[Dataset excerpts]

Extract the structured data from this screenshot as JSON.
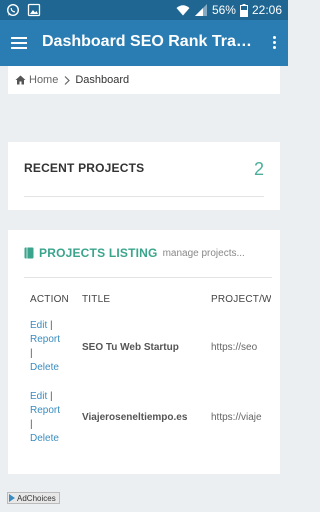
{
  "status_bar": {
    "battery": "56%",
    "time": "22:06",
    "icons": [
      "whatsapp-icon",
      "image-icon",
      "wifi-icon",
      "signal-icon",
      "battery-icon"
    ]
  },
  "app_bar": {
    "title": "Dashboard SEO Rank Tracker",
    "icons": [
      "menu-icon",
      "overflow-menu-icon"
    ]
  },
  "breadcrumb": {
    "home": "Home",
    "current": "Dashboard"
  },
  "recent_projects": {
    "title": "RECENT PROJECTS",
    "count": "2"
  },
  "projects_listing": {
    "title": "PROJECTS LISTING",
    "subtitle": "manage projects...",
    "columns": {
      "action": "ACTION",
      "title": "TITLE",
      "url": "PROJECT/W"
    },
    "rows": [
      {
        "edit": "Edit",
        "report": "Report",
        "delete": "Delete",
        "pipe": "|",
        "title": "SEO Tu Web Startup",
        "url": "https://seo"
      },
      {
        "edit": "Edit",
        "report": "Report",
        "delete": "Delete",
        "pipe": "|",
        "title": "Viajeroseneltiempo.es",
        "url": "https://viaje"
      }
    ]
  },
  "ad": {
    "label": "AdChoices"
  },
  "colors": {
    "status_bar": "#1f6692",
    "app_bar": "#2a7db3",
    "accent_green": "#3aa58c",
    "link_blue": "#3a8cc0"
  }
}
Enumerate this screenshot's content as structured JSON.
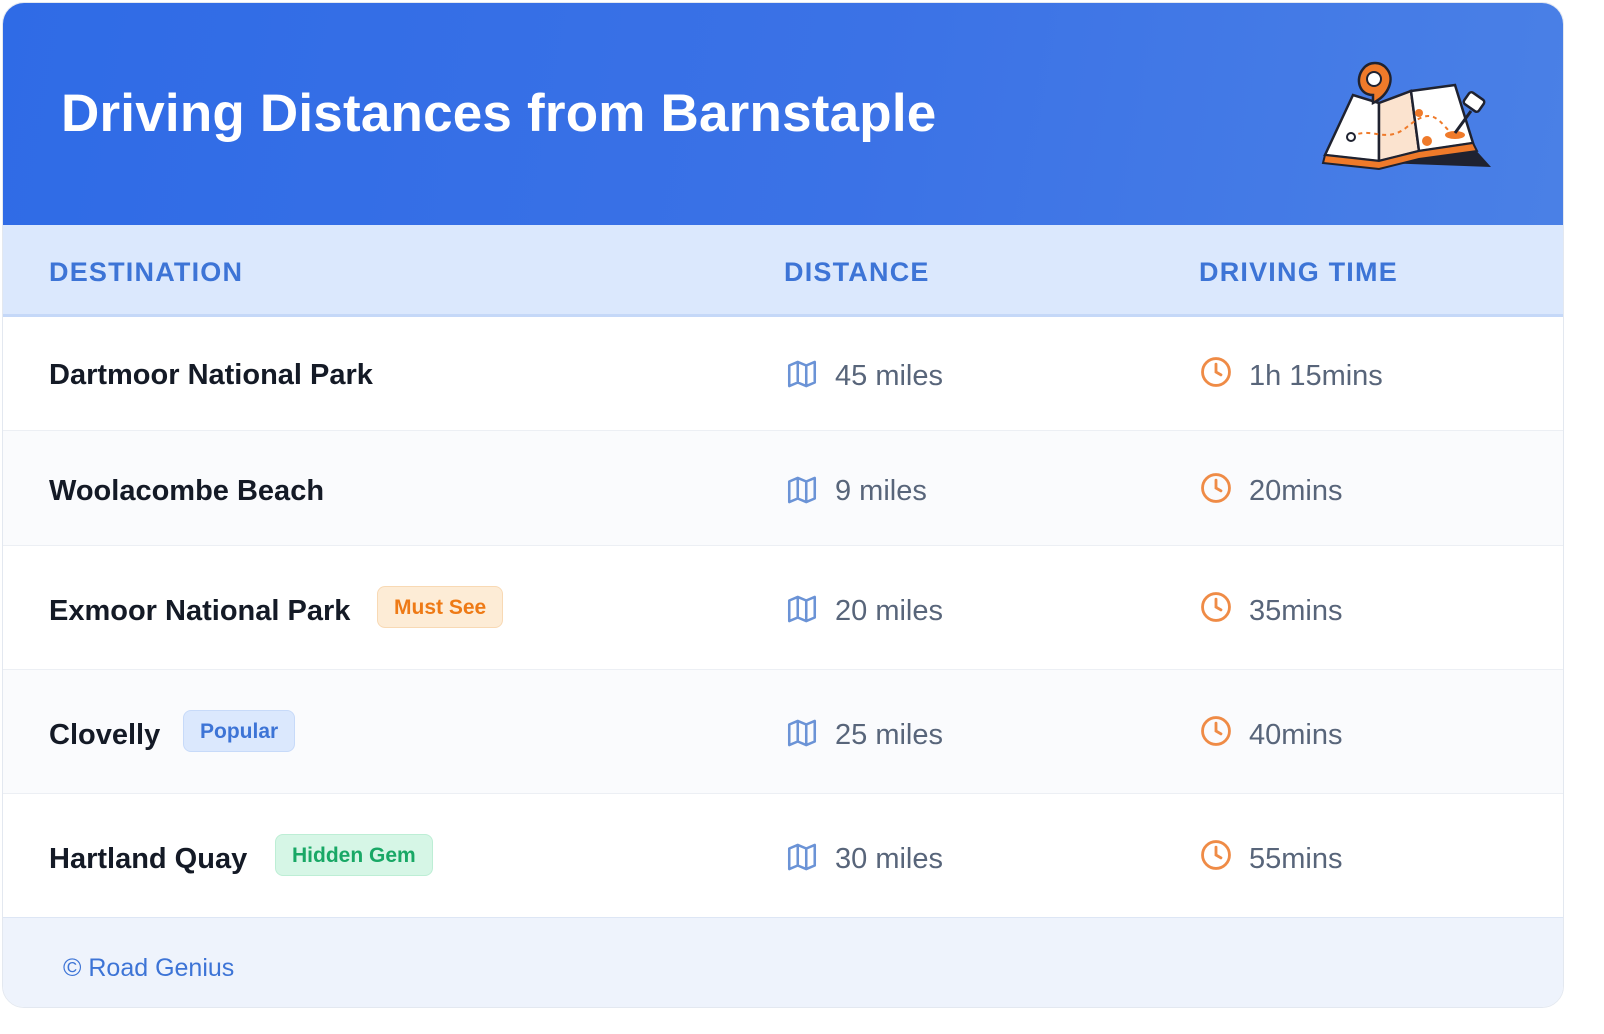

** Directions **
Where a line of the records above holds the word "Dashboard", copy that line.

** Final result **
    "title": "Dashboard SEO Rank Tracker",
    "current": "Dashboard"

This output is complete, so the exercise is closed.